Goal of the exercise:
Copy out all lines with the word "Slice" in them.

Figure collection entries:
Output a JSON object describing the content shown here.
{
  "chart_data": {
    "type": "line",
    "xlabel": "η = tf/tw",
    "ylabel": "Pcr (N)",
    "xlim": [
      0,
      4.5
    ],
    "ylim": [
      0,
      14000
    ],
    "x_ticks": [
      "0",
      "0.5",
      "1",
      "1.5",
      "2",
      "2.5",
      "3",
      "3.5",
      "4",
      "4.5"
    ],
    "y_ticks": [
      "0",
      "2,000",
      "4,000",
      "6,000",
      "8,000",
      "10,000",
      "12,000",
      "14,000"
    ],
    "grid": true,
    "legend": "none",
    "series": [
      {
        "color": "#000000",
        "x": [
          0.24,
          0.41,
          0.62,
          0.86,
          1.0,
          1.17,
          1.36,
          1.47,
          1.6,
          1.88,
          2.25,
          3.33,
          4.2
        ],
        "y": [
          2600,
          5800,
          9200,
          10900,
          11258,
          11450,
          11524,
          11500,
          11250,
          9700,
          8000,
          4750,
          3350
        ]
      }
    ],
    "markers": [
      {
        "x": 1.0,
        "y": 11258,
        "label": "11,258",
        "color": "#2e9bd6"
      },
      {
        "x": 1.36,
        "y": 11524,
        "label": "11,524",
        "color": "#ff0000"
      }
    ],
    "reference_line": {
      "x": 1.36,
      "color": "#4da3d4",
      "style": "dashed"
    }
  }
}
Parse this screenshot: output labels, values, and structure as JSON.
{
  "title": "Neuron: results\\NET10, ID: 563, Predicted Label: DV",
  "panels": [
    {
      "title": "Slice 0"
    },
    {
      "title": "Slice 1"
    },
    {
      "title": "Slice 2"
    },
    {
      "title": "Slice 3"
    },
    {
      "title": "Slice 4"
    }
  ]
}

Response to this task:
      "title": "Slice 0"
      "title": "Slice 1"
      "title": "Slice 2"
      "title": "Slice 3"
      "title": "Slice 4"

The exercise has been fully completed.